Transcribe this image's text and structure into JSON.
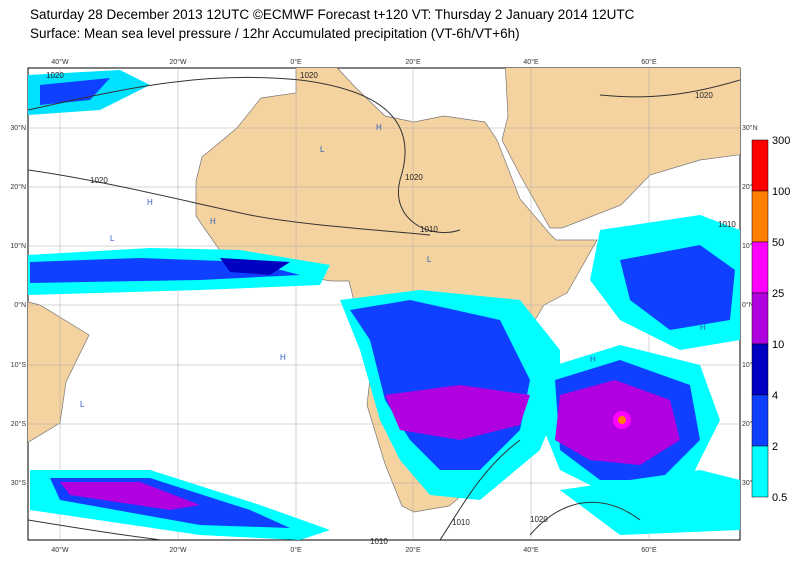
{
  "header": {
    "line1": "Saturday 28 December 2013 12UTC ©ECMWF Forecast t+120 VT: Thursday 2 January 2014 12UTC",
    "line2": "Surface: Mean sea level pressure / 12hr Accumulated precipitation (VT-6h/VT+6h)"
  },
  "map": {
    "lon_labels": [
      "40°W",
      "20°W",
      "0°E",
      "20°E",
      "40°E",
      "60°E"
    ],
    "lat_labels": [
      "30°N",
      "20°N",
      "10°N",
      "0°N",
      "10°S",
      "20°S",
      "30°S"
    ],
    "isobar_labels": [
      "1020",
      "1020",
      "1020",
      "1020",
      "1010",
      "1010",
      "1010",
      "1010",
      "1020",
      "1020"
    ],
    "pressure_centres": [
      "H",
      "H",
      "L",
      "L",
      "H",
      "L",
      "H",
      "H",
      "L",
      "H"
    ]
  },
  "colorbar": {
    "levels": [
      300,
      100,
      50,
      25,
      10,
      4,
      2,
      0.5
    ],
    "colors": [
      "#ff0000",
      "#ff8000",
      "#ff00ff",
      "#b000e0",
      "#0000c0",
      "#1040ff",
      "#00ffff"
    ]
  }
}
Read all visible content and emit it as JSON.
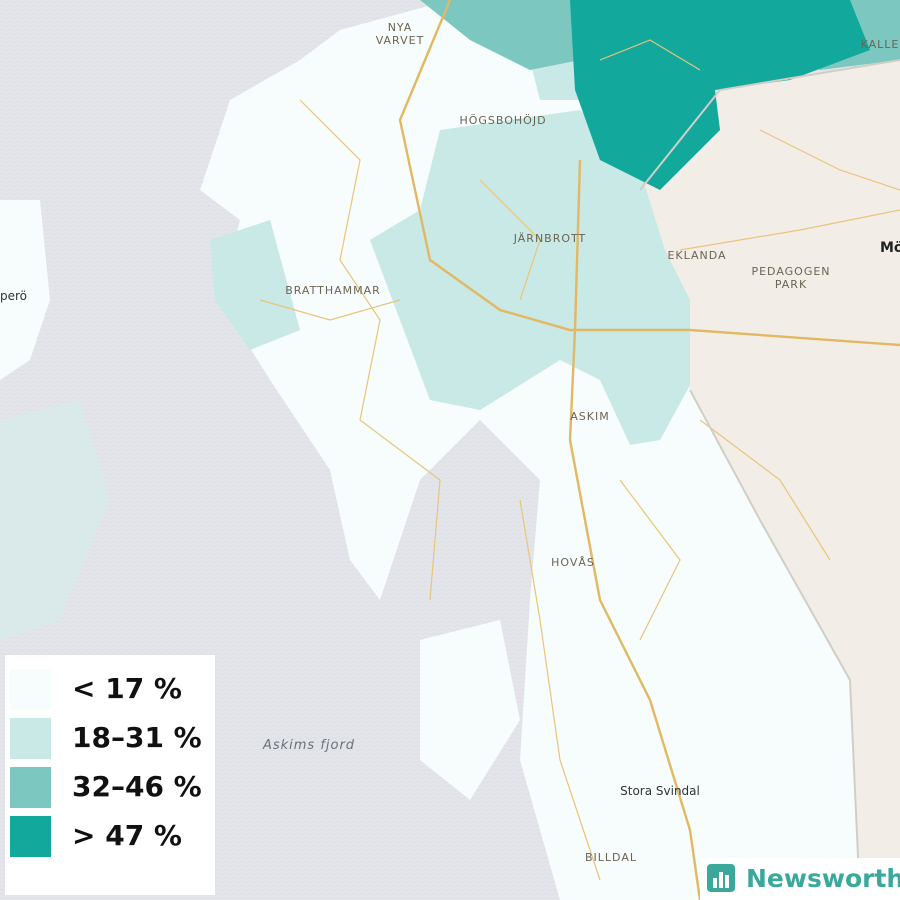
{
  "map": {
    "labels": [
      "NYA",
      "VARVET",
      "HÖGSBOHÖJD",
      "JÄRNBROTT",
      "EKLANDA",
      "PEDAGOGEN",
      "PARK",
      "BRATTHAMMAR",
      "ASKIM",
      "HOVÅS",
      "Stora Svindal",
      "BILLDAL",
      "KALLE",
      "Mö",
      "perö",
      "Askims fjord"
    ]
  },
  "legend": {
    "items": [
      {
        "label": "< 17 %",
        "color": "#f7fcfc"
      },
      {
        "label": "18–31 %",
        "color": "#c8e9e6"
      },
      {
        "label": "32–46 %",
        "color": "#7cc8c0"
      },
      {
        "label": "> 47 %",
        "color": "#12a89c"
      }
    ]
  },
  "brand": {
    "name": "Newsworthy"
  }
}
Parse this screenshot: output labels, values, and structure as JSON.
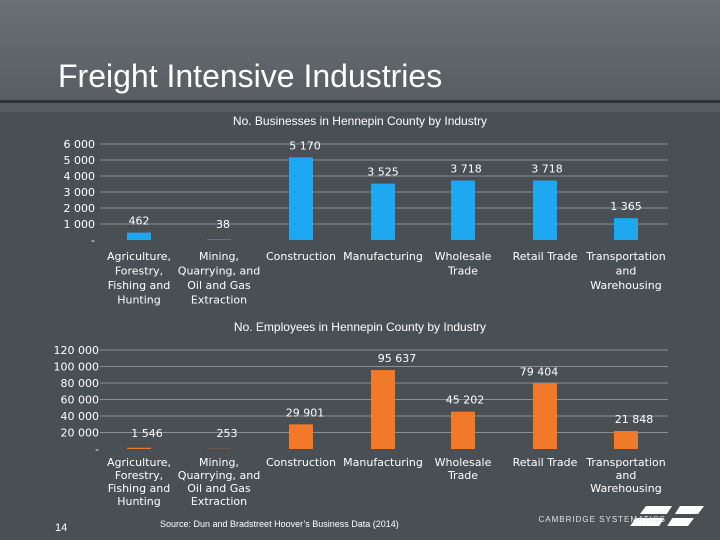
{
  "slide": {
    "title": "Freight Intensive Industries",
    "page_number": "14",
    "source": "Source: Dun and Bradstreet Hoover’s Business Data (2014)",
    "logo_text": "CAMBRIDGE SYSTEMATICS"
  },
  "colors": {
    "businesses": "#1da7f0",
    "employees": "#f07a2a",
    "grid": "#8a8f94"
  },
  "chart_data": [
    {
      "type": "bar",
      "title": "No. Businesses in Hennepin County by Industry",
      "categories": [
        [
          "Agriculture,",
          "Forestry,",
          "Fishing and",
          "Hunting"
        ],
        [
          "Mining,",
          "Quarrying, and",
          "Oil and Gas",
          "Extraction"
        ],
        [
          "Construction"
        ],
        [
          "Manufacturing"
        ],
        [
          "Wholesale",
          "Trade"
        ],
        [
          "Retail Trade"
        ],
        [
          "Transportation",
          "and",
          "Warehousing"
        ]
      ],
      "values": [
        462,
        38,
        5170,
        3525,
        3718,
        3718,
        1365
      ],
      "labels": [
        "462",
        "38",
        "5 170",
        "3 525",
        "3 718",
        "3 718",
        "1 365"
      ],
      "yticks": [
        "-",
        "1 000",
        "2 000",
        "3 000",
        "4 000",
        "5 000",
        "6 000"
      ],
      "ylim": [
        0,
        6000
      ],
      "grid": true
    },
    {
      "type": "bar",
      "title": "No. Employees in Hennepin County by Industry",
      "categories": [
        [
          "Agriculture,",
          "Forestry,",
          "Fishing and",
          "Hunting"
        ],
        [
          "Mining,",
          "Quarrying, and",
          "Oil and Gas",
          "Extraction"
        ],
        [
          "Construction"
        ],
        [
          "Manufacturing"
        ],
        [
          "Wholesale",
          "Trade"
        ],
        [
          "Retail Trade"
        ],
        [
          "Transportation",
          "and",
          "Warehousing"
        ]
      ],
      "values": [
        1546,
        253,
        29901,
        95637,
        45202,
        79404,
        21848
      ],
      "labels": [
        "1 546",
        "253",
        "29 901",
        "95 637",
        "45 202",
        "79 404",
        "21 848"
      ],
      "yticks": [
        "-",
        "20 000",
        "40 000",
        "60 000",
        "80 000",
        "100 000",
        "120 000"
      ],
      "ylim": [
        0,
        120000
      ],
      "grid": true
    }
  ]
}
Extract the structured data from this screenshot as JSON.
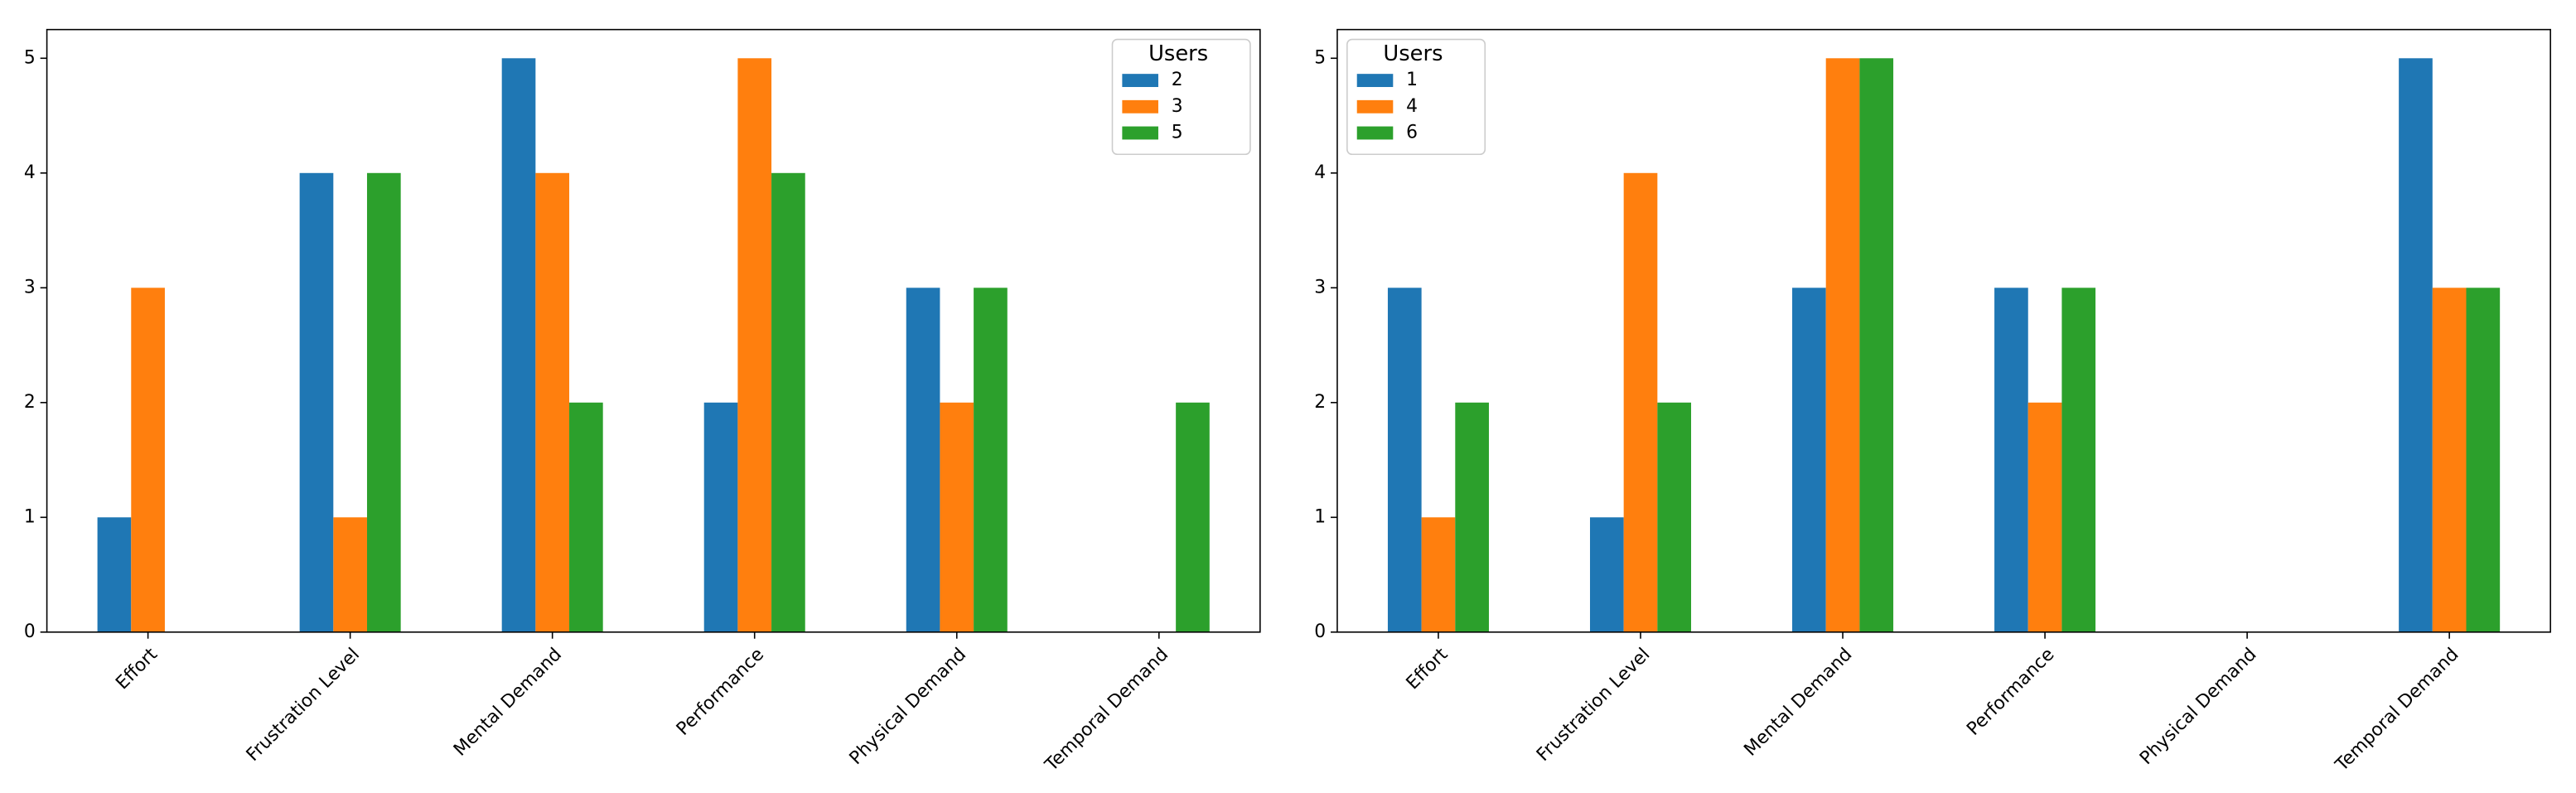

+ + + + +

### Instructions for the task
From the data above, show each line that contains "Industry".

### Task solution
      "title": "No. Businesses in Hennepin County by Industry",
      "title": "No. Employees in Hennepin County by Industry",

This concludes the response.